* Text excerpt
R: Univariate Grid

univariate_grid {hstats}

R Documentation

Univariate Grid

Description

Creates evaluation grid for any numeric or non-numeric vector z.

For discrete z (non-numeric, or numeric with at most grid_size unique values), this is simply sort(unique(z)).

Otherwise, if strategy = "uniform" (default), the evaluation points form a regular grid over the trimmed range of z. By trimmed range we mean the range of z after removing values outside trim[1] and trim[2] quantiles. Set trim = 0:1 for no trimming.

If strategy = "quantile", the evaluation points are quantiles over a regular grid of probabilities from trim[1] to trim[2].

Quantiles are calculated via the inverse of the ECDF, i.e., via ⁠stats::quantile(..., type = 1⁠).

Usage

univariate_grid(
  z,
  grid_size = 49L,
  trim = c(0.01, 0.99),
  strategy = c("uniform", "quantile"),
  na.rm = TRUE
)

Arguments

`z`	A vector or factor.
`grid_size`	Approximate grid size.

* Dataset content
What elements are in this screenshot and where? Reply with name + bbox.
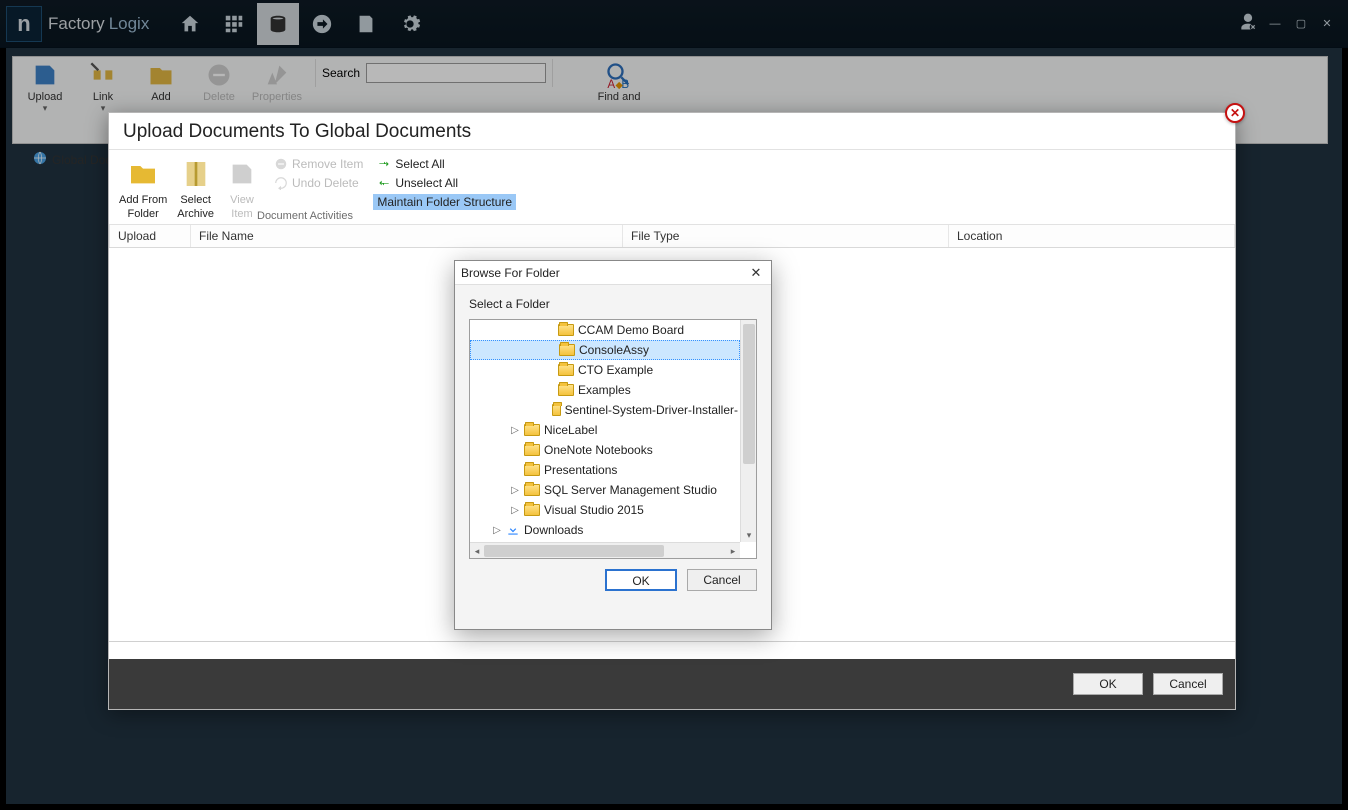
browse-dialog-titlebar[interactable]: Browse For Folder ✕ (455, 261, 771, 285)
tree-node[interactable]: ▷ Downloads (470, 520, 740, 540)
grid-header: Upload File Name File Type Location (109, 225, 1235, 248)
col-header-upload[interactable]: Upload (109, 225, 191, 247)
folder-tree: CCAM Demo Board ConsoleAssy CTO Example … (469, 319, 757, 559)
remove-item-button: Remove Item (270, 156, 367, 172)
add-from-folder-button[interactable]: Add From Folder (115, 154, 171, 222)
folder-icon (524, 504, 540, 516)
expand-icon[interactable]: ▷ (510, 485, 520, 496)
dialog-close-button[interactable]: ✕ (1225, 103, 1245, 123)
expand-icon[interactable]: ▷ (510, 425, 520, 436)
tree-node[interactable]: CTO Example (470, 360, 740, 380)
dialog-title: Upload Documents To Global Documents (109, 113, 1235, 149)
browse-cancel-button[interactable]: Cancel (687, 569, 757, 591)
folder-icon (558, 364, 574, 376)
select-all-button[interactable]: Select All (373, 156, 516, 172)
dialog-footer: OK Cancel (109, 659, 1235, 709)
folder-icon (524, 484, 540, 496)
unselect-all-button[interactable]: Unselect All (373, 175, 516, 191)
col-header-filetype[interactable]: File Type (623, 225, 949, 247)
undo-delete-button: Undo Delete (270, 175, 367, 191)
tree-node[interactable]: ▷ NiceLabel (470, 420, 740, 440)
expand-icon[interactable]: ▷ (510, 505, 520, 516)
downloads-icon (506, 523, 520, 537)
tree-node[interactable]: CCAM Demo Board (470, 320, 740, 340)
tree-vertical-scrollbar[interactable]: ▴▾ (740, 320, 756, 542)
tree-horizontal-scrollbar[interactable]: ◂▸ (470, 542, 740, 558)
col-header-filename[interactable]: File Name (191, 225, 623, 247)
tree-node[interactable]: OneNote Notebooks (470, 440, 740, 460)
tree-node[interactable]: ▷ Visual Studio 2015 (470, 500, 740, 520)
tree-node[interactable]: ▷ SQL Server Management Studio (470, 480, 740, 500)
maintain-folder-structure-toggle[interactable]: Maintain Folder Structure (373, 194, 516, 210)
folder-icon (524, 424, 540, 436)
upload-dialog-ok-button[interactable]: OK (1073, 673, 1143, 695)
folder-icon (552, 404, 560, 416)
folder-icon (558, 384, 574, 396)
browse-dialog-title: Browse For Folder (461, 266, 560, 280)
col-header-location[interactable]: Location (949, 225, 1235, 247)
folder-icon (559, 344, 575, 356)
folder-icon (524, 444, 540, 456)
folder-icon (524, 464, 540, 476)
browse-ok-button[interactable]: OK (605, 569, 677, 591)
expand-icon[interactable]: ▷ (492, 525, 502, 536)
upload-dialog-cancel-button[interactable]: Cancel (1153, 673, 1223, 695)
browse-dialog-close-button[interactable]: ✕ (747, 265, 765, 281)
select-archive-button[interactable]: Select Archive (173, 154, 218, 222)
tree-node[interactable]: Examples (470, 380, 740, 400)
tree-node-selected[interactable]: ConsoleAssy (470, 340, 740, 360)
tree-node[interactable]: Presentations (470, 460, 740, 480)
browse-dialog-label: Select a Folder (455, 285, 771, 319)
dialog-ribbon: Add From Folder Select Archive View Item… (109, 149, 1235, 225)
ribbon-group-label: Document Activities (257, 210, 353, 222)
tree-node[interactable]: Sentinel-System-Driver-Installer- (470, 400, 740, 420)
folder-icon (558, 324, 574, 336)
browse-for-folder-dialog: Browse For Folder ✕ Select a Folder CCAM… (454, 260, 772, 630)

* Objectives
a - Answer from the univariate grid documentation:
(i) What is the default value of grid_size?
(ii) What setting of trim gives no trimming?
(iii) What type value is passed to stats::quantile when quantiles are calculated?
b - In the records, reproduce the lines from the line with "browse-dialog-titlebar[interactable]: Browse For" up to and including the line with "folder-icon (558, 364, 574, 376)".
The records and the text come from unrelated sources.

* The responses
a -
(i) 49L
(ii) trim = 0:1
(iii) type = 1

b -
browse-dialog-titlebar[interactable]: Browse For Folder ✕ (455, 261, 771, 285)
tree-node[interactable]: ▷ Downloads (470, 520, 740, 540)
grid-header: Upload File Name File Type Location (109, 225, 1235, 248)
col-header-upload[interactable]: Upload (109, 225, 191, 247)
folder-tree: CCAM Demo Board ConsoleAssy CTO Example … (469, 319, 757, 559)
remove-item-button: Remove Item (270, 156, 367, 172)
add-from-folder-button[interactable]: Add From Folder (115, 154, 171, 222)
folder-icon (524, 504, 540, 516)
expand-icon[interactable]: ▷ (510, 485, 520, 496)
dialog-close-button[interactable]: ✕ (1225, 103, 1245, 123)
expand-icon[interactable]: ▷ (510, 425, 520, 436)
tree-node[interactable]: CTO Example (470, 360, 740, 380)
dialog-title: Upload Documents To Global Documents (109, 113, 1235, 149)
browse-cancel-button[interactable]: Cancel (687, 569, 757, 591)
folder-icon (558, 364, 574, 376)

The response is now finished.